## Stated problem
Quote all entries in full, exactly.
+++ Data supplied +++
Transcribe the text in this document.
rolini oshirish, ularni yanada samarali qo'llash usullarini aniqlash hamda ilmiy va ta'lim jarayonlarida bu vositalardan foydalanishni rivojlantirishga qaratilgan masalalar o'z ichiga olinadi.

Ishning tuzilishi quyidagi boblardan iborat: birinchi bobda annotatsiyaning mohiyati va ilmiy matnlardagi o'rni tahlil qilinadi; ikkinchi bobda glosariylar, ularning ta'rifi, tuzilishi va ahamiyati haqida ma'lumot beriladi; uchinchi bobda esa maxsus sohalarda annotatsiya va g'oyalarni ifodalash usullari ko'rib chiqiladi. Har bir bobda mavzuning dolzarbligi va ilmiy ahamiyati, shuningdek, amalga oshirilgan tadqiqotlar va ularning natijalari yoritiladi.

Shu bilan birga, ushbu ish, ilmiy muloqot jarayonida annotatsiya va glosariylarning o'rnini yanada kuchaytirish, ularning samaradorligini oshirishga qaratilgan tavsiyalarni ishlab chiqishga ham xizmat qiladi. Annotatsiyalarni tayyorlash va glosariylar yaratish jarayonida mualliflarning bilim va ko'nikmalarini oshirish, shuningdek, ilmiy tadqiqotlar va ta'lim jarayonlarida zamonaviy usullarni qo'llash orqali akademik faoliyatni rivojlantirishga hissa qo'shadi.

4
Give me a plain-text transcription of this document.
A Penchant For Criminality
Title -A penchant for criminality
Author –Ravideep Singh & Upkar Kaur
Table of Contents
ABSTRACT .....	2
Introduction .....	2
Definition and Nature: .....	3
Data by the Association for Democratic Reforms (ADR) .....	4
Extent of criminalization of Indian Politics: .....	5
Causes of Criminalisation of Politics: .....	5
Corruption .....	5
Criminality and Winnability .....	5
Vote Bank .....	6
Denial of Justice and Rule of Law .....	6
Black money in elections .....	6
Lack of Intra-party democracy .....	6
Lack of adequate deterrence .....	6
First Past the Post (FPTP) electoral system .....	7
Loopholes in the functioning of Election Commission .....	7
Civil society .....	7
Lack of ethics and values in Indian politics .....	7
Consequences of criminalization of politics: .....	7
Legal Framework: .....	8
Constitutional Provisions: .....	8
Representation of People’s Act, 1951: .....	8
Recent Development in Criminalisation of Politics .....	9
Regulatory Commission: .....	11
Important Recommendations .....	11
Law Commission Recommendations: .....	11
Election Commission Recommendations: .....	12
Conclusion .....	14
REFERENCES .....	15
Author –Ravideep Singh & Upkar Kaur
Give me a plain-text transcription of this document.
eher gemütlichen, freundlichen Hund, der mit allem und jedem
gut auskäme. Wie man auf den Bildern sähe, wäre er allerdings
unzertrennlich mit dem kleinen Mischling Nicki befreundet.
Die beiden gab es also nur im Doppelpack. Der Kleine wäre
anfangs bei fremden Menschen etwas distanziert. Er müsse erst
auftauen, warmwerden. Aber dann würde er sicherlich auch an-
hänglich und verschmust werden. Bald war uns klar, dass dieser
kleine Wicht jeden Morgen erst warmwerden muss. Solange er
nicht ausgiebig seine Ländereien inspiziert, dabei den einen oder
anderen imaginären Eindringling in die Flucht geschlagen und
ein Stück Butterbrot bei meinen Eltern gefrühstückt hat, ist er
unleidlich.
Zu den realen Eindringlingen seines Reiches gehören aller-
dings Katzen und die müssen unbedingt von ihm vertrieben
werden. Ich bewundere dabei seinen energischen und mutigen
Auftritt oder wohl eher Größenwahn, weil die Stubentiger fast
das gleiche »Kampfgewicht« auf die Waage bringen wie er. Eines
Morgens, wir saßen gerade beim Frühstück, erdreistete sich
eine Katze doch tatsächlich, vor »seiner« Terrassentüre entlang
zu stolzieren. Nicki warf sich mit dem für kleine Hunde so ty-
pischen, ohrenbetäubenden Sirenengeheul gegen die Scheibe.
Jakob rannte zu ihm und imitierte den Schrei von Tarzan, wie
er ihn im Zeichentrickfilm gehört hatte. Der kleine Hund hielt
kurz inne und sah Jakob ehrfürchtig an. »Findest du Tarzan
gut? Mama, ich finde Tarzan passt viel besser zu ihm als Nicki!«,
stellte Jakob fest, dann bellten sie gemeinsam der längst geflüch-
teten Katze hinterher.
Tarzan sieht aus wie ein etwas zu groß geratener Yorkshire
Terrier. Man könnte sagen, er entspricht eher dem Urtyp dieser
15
+++
## Exercise solution
Transcribe the text in this document.
rolini oshirish, ularni yanada samarali qo'llash usullarini aniqlash hamda ilmiy va ta'lim jarayonlarida bu vositalardan foydalanishni rivojlantirishga qaratilgan masalalar o'z ichiga olinadi.

Ishning tuzilishi quyidagi boblardan iborat: birinchi bobda annotatsiyaning mohiyati va ilmiy matnlardagi o'rni tahlil qilinadi; ikkinchi bobda glosariylar, ularning ta'rifi, tuzilishi va ahamiyati haqida ma'lumot beriladi; uchinchi bobda esa maxsus sohalarda annotatsiya va g'oyalarni ifodalash usullari ko'rib chiqiladi. Har bir bobda mavzuning dolzarbligi va ilmiy ahamiyati, shuningdek, amalga oshirilgan tadqiqotlar va ularning natijalari yoritiladi.

Shu bilan birga, ushbu ish, ilmiy muloqot jarayonida annotatsiya va glosariylarning o'rnini yanada kuchaytirish, ularning samaradorligini oshirishga qaratilgan tavsiyalarni ishlab chiqishga ham xizmat qiladi. Annotatsiyalarni tayyorlash va glosariylar yaratish jarayonida mualliflarning bilim va ko'nikmalarini oshirish, shuningdek, ilmiy tadqiqotlar va ta'lim jarayonlarida zamonaviy usullarni qo'llash orqali akademik faoliyatni rivojlantirishga hissa qo'shadi.

4
Give me a plain-text transcription of this document.
A Penchant For Criminality
Title -A penchant for criminality
Author –Ravideep Singh & Upkar Kaur
Table of Contents
ABSTRACT .....	2
Introduction .....	2
Definition and Nature: .....	3
Data by the Association for Democratic Reforms (ADR) .....	4
Extent of criminalization of Indian Politics: .....	5
Causes of Criminalisation of Politics: .....	5
Corruption .....	5
Criminality and Winnability .....	5
Vote Bank .....	6
Denial of Justice and Rule of Law .....	6
Black money in elections .....	6
Lack of Intra-party democracy .....	6
Lack of adequate deterrence .....	6
First Past the Post (FPTP) electoral system .....	7
Loopholes in the functioning of Election Commission .....	7
Civil society .....	7
Lack of ethics and values in Indian politics .....	7
Consequences of criminalization of politics: .....	7
Legal Framework: .....	8
Constitutional Provisions: .....	8
Representation of People’s Act, 1951: .....	8
Recent Development in Criminalisation of Politics .....	9
Regulatory Commission: .....	11
Important Recommendations .....	11
Law Commission Recommendations: .....	11
Election Commission Recommendations: .....	12
Conclusion .....	14
REFERENCES .....	15
Author –Ravideep Singh & Upkar Kaur
Give me a plain-text transcription of this document.
eher gemütlichen, freundlichen Hund, der mit allem und jedem
gut auskäme. Wie man auf den Bildern sähe, wäre er allerdings
unzertrennlich mit dem kleinen Mischling Nicki befreundet.
Die beiden gab es also nur im Doppelpack. Der Kleine wäre
anfangs bei fremden Menschen etwas distanziert. Er müsse erst
auftauen, warmwerden. Aber dann würde er sicherlich auch an-
hänglich und verschmust werden. Bald war uns klar, dass dieser
kleine Wicht jeden Morgen erst warmwerden muss. Solange er
nicht ausgiebig seine Ländereien inspiziert, dabei den einen oder
anderen imaginären Eindringling in die Flucht geschlagen und
ein Stück Butterbrot bei meinen Eltern gefrühstückt hat, ist er
unleidlich.
Zu den realen Eindringlingen seines Reiches gehören aller-
dings Katzen und die müssen unbedingt von ihm vertrieben
werden. Ich bewundere dabei seinen energischen und mutigen
Auftritt oder wohl eher Größenwahn, weil die Stubentiger fast
das gleiche »Kampfgewicht« auf die Waage bringen wie er. Eines
Morgens, wir saßen gerade beim Frühstück, erdreistete sich
eine Katze doch tatsächlich, vor »seiner« Terrassentüre entlang
zu stolzieren. Nicki warf sich mit dem für kleine Hunde so ty-
pischen, ohrenbetäubenden Sirenengeheul gegen die Scheibe.
Jakob rannte zu ihm und imitierte den Schrei von Tarzan, wie
er ihn im Zeichentrickfilm gehört hatte. Der kleine Hund hielt
kurz inne und sah Jakob ehrfürchtig an. »Findest du Tarzan
gut? Mama, ich finde Tarzan passt viel besser zu ihm als Nicki!«,
stellte Jakob fest, dann bellten sie gemeinsam der längst geflüch-
teten Katze hinterher.
Tarzan sieht aus wie ein etwas zu groß geratener Yorkshire
Terrier. Man könnte sagen, er entspricht eher dem Urtyp dieser
15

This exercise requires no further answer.